> **What is asked**: Count every line that holds the string "February", then give that number alone.

> **Source records**:
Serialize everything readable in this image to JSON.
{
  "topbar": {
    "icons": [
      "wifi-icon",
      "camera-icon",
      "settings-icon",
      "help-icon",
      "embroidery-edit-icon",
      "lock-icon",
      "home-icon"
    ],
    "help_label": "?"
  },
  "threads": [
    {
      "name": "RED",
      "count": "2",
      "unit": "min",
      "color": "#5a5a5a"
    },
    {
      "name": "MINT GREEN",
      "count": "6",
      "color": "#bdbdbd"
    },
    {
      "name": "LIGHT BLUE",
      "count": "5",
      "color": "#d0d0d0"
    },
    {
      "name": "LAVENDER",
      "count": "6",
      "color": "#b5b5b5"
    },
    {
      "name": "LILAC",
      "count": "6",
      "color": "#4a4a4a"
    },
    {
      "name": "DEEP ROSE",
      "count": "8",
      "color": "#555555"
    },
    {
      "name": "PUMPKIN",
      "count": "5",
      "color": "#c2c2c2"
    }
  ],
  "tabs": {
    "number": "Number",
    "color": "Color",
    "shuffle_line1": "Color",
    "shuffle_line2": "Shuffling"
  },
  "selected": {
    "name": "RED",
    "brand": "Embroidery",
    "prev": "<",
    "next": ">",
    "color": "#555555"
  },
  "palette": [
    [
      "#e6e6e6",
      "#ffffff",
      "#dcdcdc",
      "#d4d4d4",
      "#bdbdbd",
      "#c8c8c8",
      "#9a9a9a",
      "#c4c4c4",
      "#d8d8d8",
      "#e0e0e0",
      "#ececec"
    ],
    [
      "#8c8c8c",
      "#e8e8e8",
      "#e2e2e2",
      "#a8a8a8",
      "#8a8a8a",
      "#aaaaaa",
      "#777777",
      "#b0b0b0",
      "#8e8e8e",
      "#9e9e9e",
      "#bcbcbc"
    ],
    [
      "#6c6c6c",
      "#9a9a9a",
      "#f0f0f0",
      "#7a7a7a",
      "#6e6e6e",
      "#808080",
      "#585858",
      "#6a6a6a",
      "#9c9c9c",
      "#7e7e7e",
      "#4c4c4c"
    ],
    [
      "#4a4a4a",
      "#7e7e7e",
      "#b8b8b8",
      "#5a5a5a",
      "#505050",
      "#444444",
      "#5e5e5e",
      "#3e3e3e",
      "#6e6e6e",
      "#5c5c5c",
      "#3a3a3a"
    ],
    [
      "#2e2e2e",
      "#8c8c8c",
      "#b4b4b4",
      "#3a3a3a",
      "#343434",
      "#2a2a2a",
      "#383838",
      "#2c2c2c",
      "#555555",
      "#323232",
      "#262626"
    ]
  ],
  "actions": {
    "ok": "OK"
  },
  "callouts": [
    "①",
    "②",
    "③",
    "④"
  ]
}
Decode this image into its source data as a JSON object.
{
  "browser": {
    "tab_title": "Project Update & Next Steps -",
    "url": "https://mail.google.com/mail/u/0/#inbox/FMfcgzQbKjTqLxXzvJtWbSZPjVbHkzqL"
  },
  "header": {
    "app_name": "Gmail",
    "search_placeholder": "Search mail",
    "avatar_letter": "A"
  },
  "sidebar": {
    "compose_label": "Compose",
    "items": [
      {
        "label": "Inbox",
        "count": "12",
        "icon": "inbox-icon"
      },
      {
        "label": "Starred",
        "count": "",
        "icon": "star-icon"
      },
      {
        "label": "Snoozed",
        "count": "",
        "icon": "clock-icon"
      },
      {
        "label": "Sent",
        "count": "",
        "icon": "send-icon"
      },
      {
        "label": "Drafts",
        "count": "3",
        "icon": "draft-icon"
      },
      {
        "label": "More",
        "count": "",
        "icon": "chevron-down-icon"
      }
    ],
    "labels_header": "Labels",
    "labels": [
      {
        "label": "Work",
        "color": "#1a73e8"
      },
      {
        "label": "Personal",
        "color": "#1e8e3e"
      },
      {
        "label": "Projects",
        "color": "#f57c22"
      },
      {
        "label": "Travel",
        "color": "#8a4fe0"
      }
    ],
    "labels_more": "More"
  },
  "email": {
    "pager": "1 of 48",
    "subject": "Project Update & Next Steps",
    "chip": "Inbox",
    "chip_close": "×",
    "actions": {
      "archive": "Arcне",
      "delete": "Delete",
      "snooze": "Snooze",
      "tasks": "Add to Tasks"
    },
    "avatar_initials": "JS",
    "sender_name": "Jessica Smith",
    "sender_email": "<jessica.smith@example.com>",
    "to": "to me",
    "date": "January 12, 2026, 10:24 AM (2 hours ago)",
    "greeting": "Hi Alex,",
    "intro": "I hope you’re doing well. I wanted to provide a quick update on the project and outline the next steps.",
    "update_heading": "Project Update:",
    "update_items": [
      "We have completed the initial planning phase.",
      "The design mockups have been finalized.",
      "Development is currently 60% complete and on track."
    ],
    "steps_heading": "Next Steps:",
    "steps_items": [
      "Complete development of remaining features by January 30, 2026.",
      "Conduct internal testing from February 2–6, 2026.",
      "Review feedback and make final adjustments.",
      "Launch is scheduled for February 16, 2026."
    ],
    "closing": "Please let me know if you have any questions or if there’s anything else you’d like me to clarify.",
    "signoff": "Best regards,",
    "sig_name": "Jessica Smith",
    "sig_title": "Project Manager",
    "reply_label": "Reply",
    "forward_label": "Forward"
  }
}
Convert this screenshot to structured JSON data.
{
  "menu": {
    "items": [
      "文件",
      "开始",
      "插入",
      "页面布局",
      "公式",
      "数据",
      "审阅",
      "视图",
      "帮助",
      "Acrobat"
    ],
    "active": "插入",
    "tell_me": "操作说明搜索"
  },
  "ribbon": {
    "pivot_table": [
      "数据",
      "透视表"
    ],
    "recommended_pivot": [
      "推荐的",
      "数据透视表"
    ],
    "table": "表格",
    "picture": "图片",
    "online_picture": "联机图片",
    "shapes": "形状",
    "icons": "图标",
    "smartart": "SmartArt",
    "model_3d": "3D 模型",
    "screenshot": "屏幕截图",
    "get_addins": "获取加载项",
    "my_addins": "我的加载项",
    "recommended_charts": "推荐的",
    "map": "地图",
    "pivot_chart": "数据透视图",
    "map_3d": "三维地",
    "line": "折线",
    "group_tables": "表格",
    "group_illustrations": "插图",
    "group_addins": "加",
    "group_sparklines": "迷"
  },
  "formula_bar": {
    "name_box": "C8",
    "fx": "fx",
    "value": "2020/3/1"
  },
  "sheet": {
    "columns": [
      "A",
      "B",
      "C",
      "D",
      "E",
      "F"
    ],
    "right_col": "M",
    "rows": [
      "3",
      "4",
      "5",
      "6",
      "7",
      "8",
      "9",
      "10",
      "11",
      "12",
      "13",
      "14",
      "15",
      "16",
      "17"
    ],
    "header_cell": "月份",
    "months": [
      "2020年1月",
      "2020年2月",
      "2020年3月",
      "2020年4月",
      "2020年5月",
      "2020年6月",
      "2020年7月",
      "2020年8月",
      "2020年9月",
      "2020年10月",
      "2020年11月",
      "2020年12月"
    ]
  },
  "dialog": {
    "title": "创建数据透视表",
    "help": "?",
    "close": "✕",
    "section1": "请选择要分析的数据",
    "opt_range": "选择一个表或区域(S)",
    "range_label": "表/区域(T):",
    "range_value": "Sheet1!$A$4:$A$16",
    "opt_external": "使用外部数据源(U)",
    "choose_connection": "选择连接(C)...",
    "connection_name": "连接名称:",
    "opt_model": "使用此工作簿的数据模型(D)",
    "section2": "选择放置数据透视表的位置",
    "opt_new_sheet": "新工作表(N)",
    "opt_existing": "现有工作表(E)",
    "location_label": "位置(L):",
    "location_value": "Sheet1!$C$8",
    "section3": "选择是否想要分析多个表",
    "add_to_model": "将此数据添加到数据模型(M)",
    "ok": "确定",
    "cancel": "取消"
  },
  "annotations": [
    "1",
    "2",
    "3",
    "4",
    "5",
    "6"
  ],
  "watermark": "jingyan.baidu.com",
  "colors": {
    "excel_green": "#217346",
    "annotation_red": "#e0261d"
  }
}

> **The reply**: 2